Уезжал он с тяжелым сердцем. Положение в юго-западном Иране, многочисленными княжествами которого правили представители семейства Буидов, сыновья и родственники Фахр-уд-Давла и Сайиды, было еще более сложным, чем положение в Средней Азии. Разобщенные феодальные провинции представляли лакомую добычу и для кочевых племен и для султана Махмуда. Но мало этого, князья, вместо того чтобы объединиться перед общей опасностью, воевали друг с другом. Поэтому прямой и короткий путь от Рея до Хамадана оказался для Ибн Сины извилистым и длинным. Волею судьбы он попал на службу к мелкому князьку Кадбанувейху, затем заехал в Казвин и только после этого добрался до Хамадана.
Все эти капризы и превратности судьбы, непосредственно связанные с недругом Ибн Сины султаном Махмудом, стали уже серьезно надоедать ученому. Они выбивали его из колеи, не давали возможности продолжать исследования, не говоря уже о том, что лишали дома, учеников, отрывали от близких. Абу-Али было уже около сорока лет, но он оставался беден и бездомен, как юноша, едва начинающий жизнь. Капиталом его были только знания и слава. Но от славы он бы с радостью отказался, именно из-за нее он стал скитальцем и бродягой. Будь он безвестен, не преследовал бы его султан Махмуд, не следили бы за каждым его словом, за каждым действием муллы и имамы. В Хамадан Ибн Сина стремился именно в надежде найти спокойное место для работы.
Глава 3
Мы уже много знаем об Ибн Сине, знаем его жизнь почти до сорока лет, его труды, слыхали о книгах, которые им написаны, об учениках, которые собираются около него всюду, куда ни закинет его судьба, но мы еще не знаем, что, собственно говоря, представляет собой Ибн Сина как ученый и философ, в чем он новатор, в чем подражатель или продолжатель, чему обучает молодежь.
Попробуем в этом разобраться, пока Абу-Али с такими сложностями добирается до Хамадана.

**Перечень записей**
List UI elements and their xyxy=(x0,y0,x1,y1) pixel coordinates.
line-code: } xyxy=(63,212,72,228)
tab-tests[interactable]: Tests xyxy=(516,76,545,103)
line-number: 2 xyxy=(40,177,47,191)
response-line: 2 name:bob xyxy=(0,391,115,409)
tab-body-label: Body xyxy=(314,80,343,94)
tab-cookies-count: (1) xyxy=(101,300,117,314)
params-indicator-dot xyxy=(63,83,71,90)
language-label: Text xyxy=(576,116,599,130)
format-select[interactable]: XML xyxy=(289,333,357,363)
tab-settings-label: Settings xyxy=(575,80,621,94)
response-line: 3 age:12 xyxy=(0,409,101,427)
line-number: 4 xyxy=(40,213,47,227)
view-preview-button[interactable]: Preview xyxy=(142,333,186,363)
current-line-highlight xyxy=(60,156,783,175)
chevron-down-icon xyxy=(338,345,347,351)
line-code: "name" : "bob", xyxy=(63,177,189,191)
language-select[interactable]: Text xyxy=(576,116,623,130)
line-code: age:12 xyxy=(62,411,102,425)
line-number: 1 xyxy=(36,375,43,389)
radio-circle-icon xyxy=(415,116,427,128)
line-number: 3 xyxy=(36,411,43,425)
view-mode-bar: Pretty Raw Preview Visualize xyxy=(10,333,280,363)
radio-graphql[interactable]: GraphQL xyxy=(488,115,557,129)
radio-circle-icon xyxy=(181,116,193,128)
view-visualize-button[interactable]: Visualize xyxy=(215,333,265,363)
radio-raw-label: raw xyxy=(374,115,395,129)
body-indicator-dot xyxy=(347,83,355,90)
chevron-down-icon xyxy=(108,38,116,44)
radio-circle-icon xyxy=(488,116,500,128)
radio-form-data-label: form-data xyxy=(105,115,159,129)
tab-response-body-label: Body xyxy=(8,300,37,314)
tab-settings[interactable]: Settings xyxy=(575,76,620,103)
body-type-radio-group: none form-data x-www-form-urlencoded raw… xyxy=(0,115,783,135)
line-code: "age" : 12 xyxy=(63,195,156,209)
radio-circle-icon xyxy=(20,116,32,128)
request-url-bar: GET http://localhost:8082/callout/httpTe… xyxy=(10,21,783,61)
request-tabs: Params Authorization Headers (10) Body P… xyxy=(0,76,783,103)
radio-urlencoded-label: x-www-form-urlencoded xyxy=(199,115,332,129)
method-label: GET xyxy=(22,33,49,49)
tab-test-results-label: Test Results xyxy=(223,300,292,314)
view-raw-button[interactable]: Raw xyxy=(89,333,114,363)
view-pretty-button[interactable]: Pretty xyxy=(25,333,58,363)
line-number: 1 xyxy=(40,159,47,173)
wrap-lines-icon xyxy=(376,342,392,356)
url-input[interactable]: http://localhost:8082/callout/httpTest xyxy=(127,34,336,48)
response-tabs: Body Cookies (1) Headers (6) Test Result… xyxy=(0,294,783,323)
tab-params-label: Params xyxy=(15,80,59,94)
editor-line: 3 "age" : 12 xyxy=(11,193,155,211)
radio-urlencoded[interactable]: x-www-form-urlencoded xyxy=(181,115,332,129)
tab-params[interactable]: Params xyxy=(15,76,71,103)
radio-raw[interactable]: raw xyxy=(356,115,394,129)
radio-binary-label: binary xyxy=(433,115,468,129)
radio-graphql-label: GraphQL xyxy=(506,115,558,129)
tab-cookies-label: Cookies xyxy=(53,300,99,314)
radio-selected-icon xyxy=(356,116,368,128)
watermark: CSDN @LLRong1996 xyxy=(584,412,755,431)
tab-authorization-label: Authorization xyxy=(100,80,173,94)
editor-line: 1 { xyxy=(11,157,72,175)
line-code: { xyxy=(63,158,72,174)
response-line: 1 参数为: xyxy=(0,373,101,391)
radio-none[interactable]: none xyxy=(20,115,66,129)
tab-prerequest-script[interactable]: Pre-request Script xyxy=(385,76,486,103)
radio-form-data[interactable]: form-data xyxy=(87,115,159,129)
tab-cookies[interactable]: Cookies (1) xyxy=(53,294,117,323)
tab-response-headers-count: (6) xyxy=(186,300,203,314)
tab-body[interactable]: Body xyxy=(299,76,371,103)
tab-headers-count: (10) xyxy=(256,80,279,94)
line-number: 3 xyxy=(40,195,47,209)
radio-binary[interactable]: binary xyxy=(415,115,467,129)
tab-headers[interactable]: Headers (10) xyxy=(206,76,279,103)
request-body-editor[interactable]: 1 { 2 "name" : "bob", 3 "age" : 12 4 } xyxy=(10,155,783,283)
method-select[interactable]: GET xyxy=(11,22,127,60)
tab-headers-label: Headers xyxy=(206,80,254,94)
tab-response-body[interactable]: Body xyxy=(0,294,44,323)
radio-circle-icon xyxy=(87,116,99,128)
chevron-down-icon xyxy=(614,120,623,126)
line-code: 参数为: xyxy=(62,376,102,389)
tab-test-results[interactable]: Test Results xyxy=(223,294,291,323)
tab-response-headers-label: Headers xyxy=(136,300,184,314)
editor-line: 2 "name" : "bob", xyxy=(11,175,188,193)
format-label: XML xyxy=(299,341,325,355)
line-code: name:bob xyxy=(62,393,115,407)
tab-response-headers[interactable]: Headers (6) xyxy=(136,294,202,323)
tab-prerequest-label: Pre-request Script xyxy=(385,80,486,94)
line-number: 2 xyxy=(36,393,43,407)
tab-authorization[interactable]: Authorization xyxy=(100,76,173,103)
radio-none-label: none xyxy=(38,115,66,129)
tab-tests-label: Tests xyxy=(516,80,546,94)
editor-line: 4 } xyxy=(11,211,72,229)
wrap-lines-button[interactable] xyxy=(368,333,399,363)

**Задания**
**1.** Перечислите все города, которые упомянуты во фрагменте об Ибн Сине в описании его пути.
**2.** Ответьте на вопросы по фрагменту об Ибн Сине.
(а) Сколько лет было Абу-Али?
(б) Кто правил многочисленными княжествами юго-западного Ирана?
(в) Что составляло капитал Абу-Али?
Для выполнения заданий пользуйтесь исключительно фрагментом текста.

**Ответы**
**1.** Рей, Казвин, Хамадан.

**2.**
(а) Около сорока лет.
(б) Представители семейства Буидов, сыновья и родственники Фахр-уд-Давла и Сайиды.
(в) Только знания и слава.